----- Records for this exercise -----

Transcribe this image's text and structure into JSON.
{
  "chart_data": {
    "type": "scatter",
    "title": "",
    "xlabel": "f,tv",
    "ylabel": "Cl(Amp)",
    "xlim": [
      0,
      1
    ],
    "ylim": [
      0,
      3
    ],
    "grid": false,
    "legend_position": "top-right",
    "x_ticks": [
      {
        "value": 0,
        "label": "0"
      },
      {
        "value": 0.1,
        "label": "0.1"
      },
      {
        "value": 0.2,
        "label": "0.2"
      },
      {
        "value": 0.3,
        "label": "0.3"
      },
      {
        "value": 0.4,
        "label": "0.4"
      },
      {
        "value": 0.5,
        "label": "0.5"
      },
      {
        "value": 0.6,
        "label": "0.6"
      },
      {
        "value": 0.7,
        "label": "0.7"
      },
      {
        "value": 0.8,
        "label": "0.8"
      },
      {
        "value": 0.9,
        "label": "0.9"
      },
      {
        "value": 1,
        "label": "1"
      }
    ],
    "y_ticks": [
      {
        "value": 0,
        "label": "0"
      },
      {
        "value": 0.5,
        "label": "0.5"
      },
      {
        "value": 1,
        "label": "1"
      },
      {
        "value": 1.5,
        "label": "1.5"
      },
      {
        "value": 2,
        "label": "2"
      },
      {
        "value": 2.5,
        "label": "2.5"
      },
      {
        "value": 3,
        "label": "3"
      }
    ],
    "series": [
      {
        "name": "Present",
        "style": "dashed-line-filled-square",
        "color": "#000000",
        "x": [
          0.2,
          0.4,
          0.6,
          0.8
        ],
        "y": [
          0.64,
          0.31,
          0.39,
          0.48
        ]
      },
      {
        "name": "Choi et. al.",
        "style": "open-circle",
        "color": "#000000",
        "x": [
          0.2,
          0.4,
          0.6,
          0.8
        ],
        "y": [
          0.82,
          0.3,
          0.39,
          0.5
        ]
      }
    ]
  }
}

-----

■ Directions for this task ■
Please quote the records above exactly, without skipping a line.

■ Response to this task ■
Transcribe this image's text and structure into JSON.
{
  "chart_data": {
    "type": "scatter",
    "title": "",
    "xlabel": "f,tv",
    "ylabel": "Cl(Amp)",
    "xlim": [
      0,
      1
    ],
    "ylim": [
      0,
      3
    ],
    "grid": false,
    "legend_position": "top-right",
    "x_ticks": [
      {
        "value": 0,
        "label": "0"
      },
      {
        "value": 0.1,
        "label": "0.1"
      },
      {
        "value": 0.2,
        "label": "0.2"
      },
      {
        "value": 0.3,
        "label": "0.3"
      },
      {
        "value": 0.4,
        "label": "0.4"
      },
      {
        "value": 0.5,
        "label": "0.5"
      },
      {
        "value": 0.6,
        "label": "0.6"
      },
      {
        "value": 0.7,
        "label": "0.7"
      },
      {
        "value": 0.8,
        "label": "0.8"
      },
      {
        "value": 0.9,
        "label": "0.9"
      },
      {
        "value": 1,
        "label": "1"
      }
    ],
    "y_ticks": [
      {
        "value": 0,
        "label": "0"
      },
      {
        "value": 0.5,
        "label": "0.5"
      },
      {
        "value": 1,
        "label": "1"
      },
      {
        "value": 1.5,
        "label": "1.5"
      },
      {
        "value": 2,
        "label": "2"
      },
      {
        "value": 2.5,
        "label": "2.5"
      },
      {
        "value": 3,
        "label": "3"
      }
    ],
    "series": [
      {
        "name": "Present",
        "style": "dashed-line-filled-square",
        "color": "#000000",
        "x": [
          0.2,
          0.4,
          0.6,
          0.8
        ],
        "y": [
          0.64,
          0.31,
          0.39,
          0.48
        ]
      },
      {
        "name": "Choi et. al.",
        "style": "open-circle",
        "color": "#000000",
        "x": [
          0.2,
          0.4,
          0.6,
          0.8
        ],
        "y": [
          0.82,
          0.3,
          0.39,
          0.5
        ]
      }
    ]
  }
}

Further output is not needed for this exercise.